- [EXERCISE OBJECTIVE]
In the listing below, locate the lines that hold the string "Force". Copy those lines.

- [Data entries]
⁂

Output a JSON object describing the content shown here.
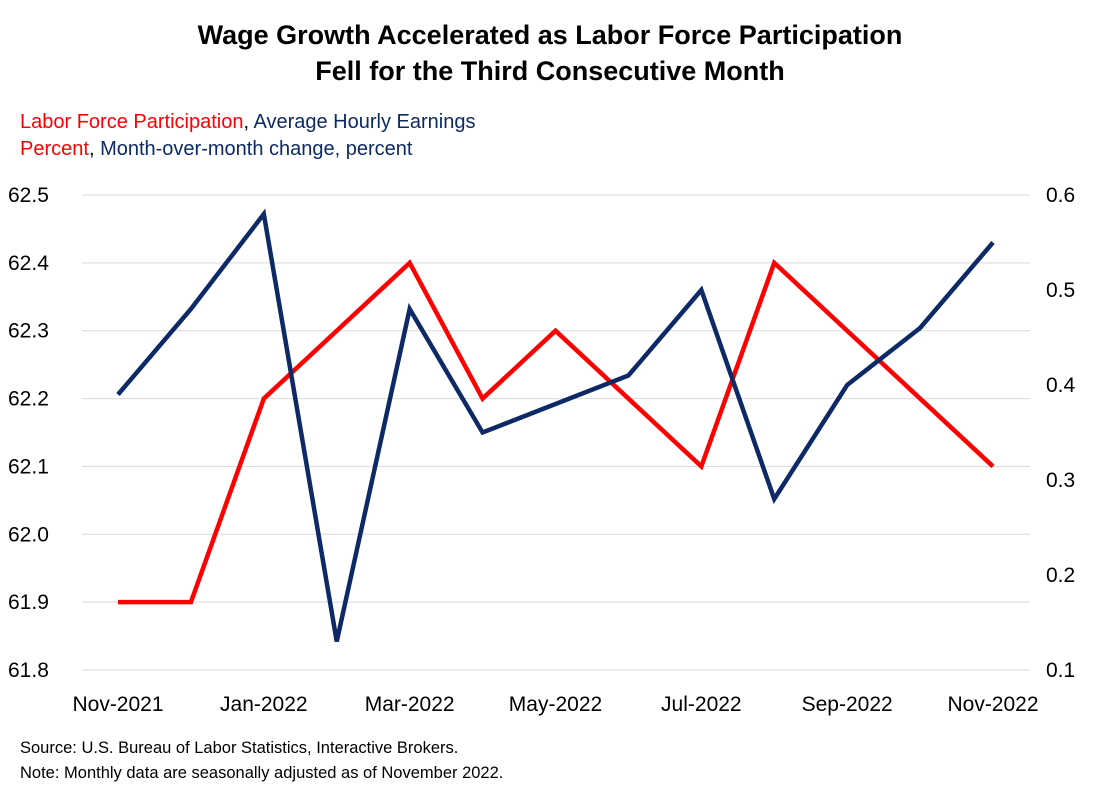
{
  "chart_data": {
    "type": "line",
    "title_lines": [
      "Wage Growth Accelerated as Labor Force Participation",
      "Fell for the Third Consecutive Month"
    ],
    "legend": {
      "series1_name": "Labor Force Participation",
      "series2_name": "Average Hourly Earnings",
      "series1_unit": "Percent",
      "series2_unit": "Month-over-month change, percent",
      "separator": ", "
    },
    "x": [
      "Nov-2021",
      "Dec-2021",
      "Jan-2022",
      "Feb-2022",
      "Mar-2022",
      "Apr-2022",
      "May-2022",
      "Jun-2022",
      "Jul-2022",
      "Aug-2022",
      "Sep-2022",
      "Oct-2022",
      "Nov-2022"
    ],
    "x_tick_labels": [
      "Nov-2021",
      "Jan-2022",
      "Mar-2022",
      "May-2022",
      "Jul-2022",
      "Sep-2022",
      "Nov-2022"
    ],
    "y_left": {
      "range": [
        61.8,
        62.5
      ],
      "ticks": [
        "61.8",
        "61.9",
        "62.0",
        "62.1",
        "62.2",
        "62.3",
        "62.4",
        "62.5"
      ]
    },
    "y_right": {
      "range": [
        0.1,
        0.6
      ],
      "ticks": [
        "0.1",
        "0.2",
        "0.3",
        "0.4",
        "0.5",
        "0.6"
      ]
    },
    "grid": true,
    "series": [
      {
        "name": "Labor Force Participation",
        "axis": "left",
        "color": "#ff0000",
        "values": [
          61.9,
          61.9,
          62.2,
          62.3,
          62.4,
          62.2,
          62.3,
          62.2,
          62.1,
          62.4,
          62.3,
          62.2,
          62.1
        ]
      },
      {
        "name": "Average Hourly Earnings",
        "axis": "right",
        "color": "#0d2a66",
        "values": [
          0.39,
          0.48,
          0.58,
          0.13,
          0.48,
          0.35,
          0.38,
          0.41,
          0.5,
          0.28,
          0.4,
          0.46,
          0.55
        ]
      }
    ]
  },
  "footer": {
    "source": "Source: U.S. Bureau of Labor Statistics, Interactive Brokers.",
    "note": "Note: Monthly data are seasonally adjusted as of November 2022."
  }
}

⁂

- [OUTPUT OF THE TASK]
      "Wage Growth Accelerated as Labor Force Participation",
      "series1_name": "Labor Force Participation",
        "name": "Labor Force Participation",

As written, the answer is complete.